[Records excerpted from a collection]

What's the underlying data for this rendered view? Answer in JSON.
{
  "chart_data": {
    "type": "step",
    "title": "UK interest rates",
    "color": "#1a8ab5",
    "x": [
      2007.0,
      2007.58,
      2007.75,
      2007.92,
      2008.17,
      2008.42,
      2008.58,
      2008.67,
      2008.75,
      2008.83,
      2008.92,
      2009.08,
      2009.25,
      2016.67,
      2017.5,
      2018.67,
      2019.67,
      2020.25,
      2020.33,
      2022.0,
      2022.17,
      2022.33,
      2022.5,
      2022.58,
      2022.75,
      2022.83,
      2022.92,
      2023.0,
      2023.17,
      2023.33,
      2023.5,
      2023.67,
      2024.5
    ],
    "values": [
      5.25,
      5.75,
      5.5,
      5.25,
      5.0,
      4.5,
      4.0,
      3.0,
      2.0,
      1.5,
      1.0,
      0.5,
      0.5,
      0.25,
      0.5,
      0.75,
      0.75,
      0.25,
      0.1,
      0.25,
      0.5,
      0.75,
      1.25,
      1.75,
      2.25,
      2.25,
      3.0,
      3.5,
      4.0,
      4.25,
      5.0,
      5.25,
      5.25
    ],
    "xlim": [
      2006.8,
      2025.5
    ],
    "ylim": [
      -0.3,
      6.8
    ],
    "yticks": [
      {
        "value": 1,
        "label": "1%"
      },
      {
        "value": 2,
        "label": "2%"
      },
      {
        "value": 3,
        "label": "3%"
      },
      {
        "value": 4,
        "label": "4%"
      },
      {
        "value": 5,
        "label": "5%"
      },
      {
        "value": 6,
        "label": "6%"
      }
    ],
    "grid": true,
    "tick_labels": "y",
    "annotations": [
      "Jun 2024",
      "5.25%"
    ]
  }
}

• _WHAT IS ASKED_
Reproduce the entire listing word for word.

• _RESULT OF THE EXERCISE_
What's the underlying data for this rendered view? Answer in JSON.
{
  "chart_data": {
    "type": "step",
    "title": "UK interest rates",
    "color": "#1a8ab5",
    "x": [
      2007.0,
      2007.58,
      2007.75,
      2007.92,
      2008.17,
      2008.42,
      2008.58,
      2008.67,
      2008.75,
      2008.83,
      2008.92,
      2009.08,
      2009.25,
      2016.67,
      2017.5,
      2018.67,
      2019.67,
      2020.25,
      2020.33,
      2022.0,
      2022.17,
      2022.33,
      2022.5,
      2022.58,
      2022.75,
      2022.83,
      2022.92,
      2023.0,
      2023.17,
      2023.33,
      2023.5,
      2023.67,
      2024.5
    ],
    "values": [
      5.25,
      5.75,
      5.5,
      5.25,
      5.0,
      4.5,
      4.0,
      3.0,
      2.0,
      1.5,
      1.0,
      0.5,
      0.5,
      0.25,
      0.5,
      0.75,
      0.75,
      0.25,
      0.1,
      0.25,
      0.5,
      0.75,
      1.25,
      1.75,
      2.25,
      2.25,
      3.0,
      3.5,
      4.0,
      4.25,
      5.0,
      5.25,
      5.25
    ],
    "xlim": [
      2006.8,
      2025.5
    ],
    "ylim": [
      -0.3,
      6.8
    ],
    "yticks": [
      {
        "value": 1,
        "label": "1%"
      },
      {
        "value": 2,
        "label": "2%"
      },
      {
        "value": 3,
        "label": "3%"
      },
      {
        "value": 4,
        "label": "4%"
      },
      {
        "value": 5,
        "label": "5%"
      },
      {
        "value": 6,
        "label": "6%"
      }
    ],
    "grid": true,
    "tick_labels": "y",
    "annotations": [
      "Jun 2024",
      "5.25%"
    ]
  }
}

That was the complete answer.